WHAT IS ASKED
Find the string "Index" and gather every line that holds it.

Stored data
========================================

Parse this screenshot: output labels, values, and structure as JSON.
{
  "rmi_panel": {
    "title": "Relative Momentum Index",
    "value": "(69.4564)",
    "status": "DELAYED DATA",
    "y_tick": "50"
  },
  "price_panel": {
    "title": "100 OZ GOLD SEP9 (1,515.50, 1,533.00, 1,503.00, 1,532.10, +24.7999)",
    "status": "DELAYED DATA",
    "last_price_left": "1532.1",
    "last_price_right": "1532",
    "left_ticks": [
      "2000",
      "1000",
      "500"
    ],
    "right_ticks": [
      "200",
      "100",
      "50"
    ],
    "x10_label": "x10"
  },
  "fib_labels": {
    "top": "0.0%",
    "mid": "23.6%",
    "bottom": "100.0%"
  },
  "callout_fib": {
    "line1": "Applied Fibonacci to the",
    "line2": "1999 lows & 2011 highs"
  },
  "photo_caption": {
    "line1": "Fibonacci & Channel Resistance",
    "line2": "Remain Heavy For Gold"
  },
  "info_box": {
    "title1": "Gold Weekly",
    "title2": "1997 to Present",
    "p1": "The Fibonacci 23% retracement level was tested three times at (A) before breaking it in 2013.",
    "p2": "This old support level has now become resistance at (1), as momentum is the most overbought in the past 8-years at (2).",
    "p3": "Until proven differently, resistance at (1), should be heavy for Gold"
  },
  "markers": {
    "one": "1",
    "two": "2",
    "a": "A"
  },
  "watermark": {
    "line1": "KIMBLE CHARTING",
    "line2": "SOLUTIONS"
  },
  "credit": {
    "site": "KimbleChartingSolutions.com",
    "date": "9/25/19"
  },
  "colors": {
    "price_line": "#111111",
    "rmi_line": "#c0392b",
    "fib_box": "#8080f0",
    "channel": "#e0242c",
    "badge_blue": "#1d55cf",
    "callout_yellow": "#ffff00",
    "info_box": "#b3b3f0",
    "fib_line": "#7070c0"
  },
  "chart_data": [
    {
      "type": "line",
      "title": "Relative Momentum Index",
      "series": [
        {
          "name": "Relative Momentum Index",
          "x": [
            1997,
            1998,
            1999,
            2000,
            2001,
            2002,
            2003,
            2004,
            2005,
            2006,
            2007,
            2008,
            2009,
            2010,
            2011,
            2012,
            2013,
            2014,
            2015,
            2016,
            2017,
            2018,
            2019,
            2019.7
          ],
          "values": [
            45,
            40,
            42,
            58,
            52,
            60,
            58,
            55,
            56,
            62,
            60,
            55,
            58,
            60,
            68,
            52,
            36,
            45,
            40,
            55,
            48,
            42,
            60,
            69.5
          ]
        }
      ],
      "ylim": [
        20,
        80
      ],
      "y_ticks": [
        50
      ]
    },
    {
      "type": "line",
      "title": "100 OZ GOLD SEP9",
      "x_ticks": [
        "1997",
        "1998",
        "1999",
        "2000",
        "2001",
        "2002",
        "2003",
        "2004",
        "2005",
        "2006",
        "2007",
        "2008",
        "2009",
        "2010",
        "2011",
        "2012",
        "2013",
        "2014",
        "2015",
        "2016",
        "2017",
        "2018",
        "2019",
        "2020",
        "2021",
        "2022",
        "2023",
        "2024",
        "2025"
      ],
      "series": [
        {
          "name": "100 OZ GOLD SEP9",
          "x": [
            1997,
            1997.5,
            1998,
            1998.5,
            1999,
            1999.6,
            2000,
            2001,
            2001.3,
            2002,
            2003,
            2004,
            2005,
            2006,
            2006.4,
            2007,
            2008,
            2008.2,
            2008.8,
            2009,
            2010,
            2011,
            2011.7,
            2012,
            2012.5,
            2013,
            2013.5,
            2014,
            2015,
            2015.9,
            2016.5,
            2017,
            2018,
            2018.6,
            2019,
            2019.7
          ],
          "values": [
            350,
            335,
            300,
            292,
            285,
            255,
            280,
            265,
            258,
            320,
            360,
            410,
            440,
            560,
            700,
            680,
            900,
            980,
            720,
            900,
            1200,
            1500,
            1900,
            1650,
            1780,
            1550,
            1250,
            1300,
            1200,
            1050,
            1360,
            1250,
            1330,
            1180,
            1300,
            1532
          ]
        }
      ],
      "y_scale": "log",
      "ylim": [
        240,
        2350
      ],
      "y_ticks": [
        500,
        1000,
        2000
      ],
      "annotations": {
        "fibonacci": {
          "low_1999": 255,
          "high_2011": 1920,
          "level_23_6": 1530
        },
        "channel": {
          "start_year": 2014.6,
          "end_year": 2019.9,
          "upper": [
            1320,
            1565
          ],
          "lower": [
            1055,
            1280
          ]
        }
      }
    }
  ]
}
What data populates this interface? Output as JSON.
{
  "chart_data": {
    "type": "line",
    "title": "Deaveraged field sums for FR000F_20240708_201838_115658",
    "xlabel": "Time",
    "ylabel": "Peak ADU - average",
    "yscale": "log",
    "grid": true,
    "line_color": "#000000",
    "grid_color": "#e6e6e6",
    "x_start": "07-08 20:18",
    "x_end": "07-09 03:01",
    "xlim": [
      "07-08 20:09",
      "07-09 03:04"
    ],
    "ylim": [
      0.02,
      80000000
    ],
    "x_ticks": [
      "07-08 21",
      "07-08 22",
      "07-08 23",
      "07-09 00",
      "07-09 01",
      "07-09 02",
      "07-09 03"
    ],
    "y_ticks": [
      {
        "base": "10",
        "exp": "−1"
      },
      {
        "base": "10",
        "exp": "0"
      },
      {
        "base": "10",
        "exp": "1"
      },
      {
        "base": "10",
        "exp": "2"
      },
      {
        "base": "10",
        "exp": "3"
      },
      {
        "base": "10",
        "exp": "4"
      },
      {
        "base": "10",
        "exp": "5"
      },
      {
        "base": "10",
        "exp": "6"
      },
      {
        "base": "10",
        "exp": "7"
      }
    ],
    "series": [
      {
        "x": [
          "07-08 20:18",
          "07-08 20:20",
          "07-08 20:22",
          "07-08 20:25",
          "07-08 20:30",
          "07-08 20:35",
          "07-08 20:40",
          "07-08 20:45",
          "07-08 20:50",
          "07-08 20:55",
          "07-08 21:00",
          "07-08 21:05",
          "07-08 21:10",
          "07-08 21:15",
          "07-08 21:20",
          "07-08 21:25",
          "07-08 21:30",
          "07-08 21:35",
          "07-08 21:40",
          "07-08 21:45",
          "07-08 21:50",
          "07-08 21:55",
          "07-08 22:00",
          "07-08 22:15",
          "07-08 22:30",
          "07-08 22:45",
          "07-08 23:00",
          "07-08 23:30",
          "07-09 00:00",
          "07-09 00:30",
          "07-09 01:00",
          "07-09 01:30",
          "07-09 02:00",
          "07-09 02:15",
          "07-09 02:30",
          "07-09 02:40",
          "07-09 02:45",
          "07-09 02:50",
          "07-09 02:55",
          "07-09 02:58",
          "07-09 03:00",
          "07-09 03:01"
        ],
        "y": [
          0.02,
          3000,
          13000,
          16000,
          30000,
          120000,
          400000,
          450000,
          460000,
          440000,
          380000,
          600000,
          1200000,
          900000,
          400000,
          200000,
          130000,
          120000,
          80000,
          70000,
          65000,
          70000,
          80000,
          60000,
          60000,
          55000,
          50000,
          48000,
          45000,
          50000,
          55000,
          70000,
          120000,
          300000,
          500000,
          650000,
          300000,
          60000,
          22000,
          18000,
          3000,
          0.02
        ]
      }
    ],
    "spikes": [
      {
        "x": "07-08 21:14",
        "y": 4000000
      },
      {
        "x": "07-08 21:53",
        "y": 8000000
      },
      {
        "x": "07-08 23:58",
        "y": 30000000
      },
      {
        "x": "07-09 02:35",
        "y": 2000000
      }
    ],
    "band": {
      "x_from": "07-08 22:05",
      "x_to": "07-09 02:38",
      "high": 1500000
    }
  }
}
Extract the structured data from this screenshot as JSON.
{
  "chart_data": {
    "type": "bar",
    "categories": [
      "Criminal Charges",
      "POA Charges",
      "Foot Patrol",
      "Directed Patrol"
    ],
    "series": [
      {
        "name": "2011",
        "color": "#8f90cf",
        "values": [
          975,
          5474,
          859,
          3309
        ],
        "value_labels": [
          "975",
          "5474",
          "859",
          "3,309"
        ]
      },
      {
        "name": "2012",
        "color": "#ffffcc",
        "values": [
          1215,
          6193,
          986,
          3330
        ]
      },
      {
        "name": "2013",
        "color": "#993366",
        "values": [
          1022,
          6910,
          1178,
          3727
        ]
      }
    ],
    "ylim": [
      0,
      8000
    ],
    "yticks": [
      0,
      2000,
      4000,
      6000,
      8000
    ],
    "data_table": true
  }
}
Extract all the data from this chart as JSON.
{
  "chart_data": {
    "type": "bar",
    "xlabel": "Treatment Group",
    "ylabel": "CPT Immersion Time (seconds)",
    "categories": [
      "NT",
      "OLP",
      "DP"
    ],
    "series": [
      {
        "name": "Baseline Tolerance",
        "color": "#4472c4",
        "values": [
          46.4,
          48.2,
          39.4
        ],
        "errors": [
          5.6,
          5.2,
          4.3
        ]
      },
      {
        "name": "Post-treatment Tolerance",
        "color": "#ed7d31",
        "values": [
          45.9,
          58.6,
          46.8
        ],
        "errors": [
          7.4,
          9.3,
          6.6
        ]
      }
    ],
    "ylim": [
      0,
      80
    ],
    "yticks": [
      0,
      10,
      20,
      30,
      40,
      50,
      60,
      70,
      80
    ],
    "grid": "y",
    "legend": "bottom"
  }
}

========================================

ANSWER TO THE PROBLEM
    "title": "Relative Momentum Index",
      "title": "Relative Momentum Index",
          "name": "Relative Momentum Index",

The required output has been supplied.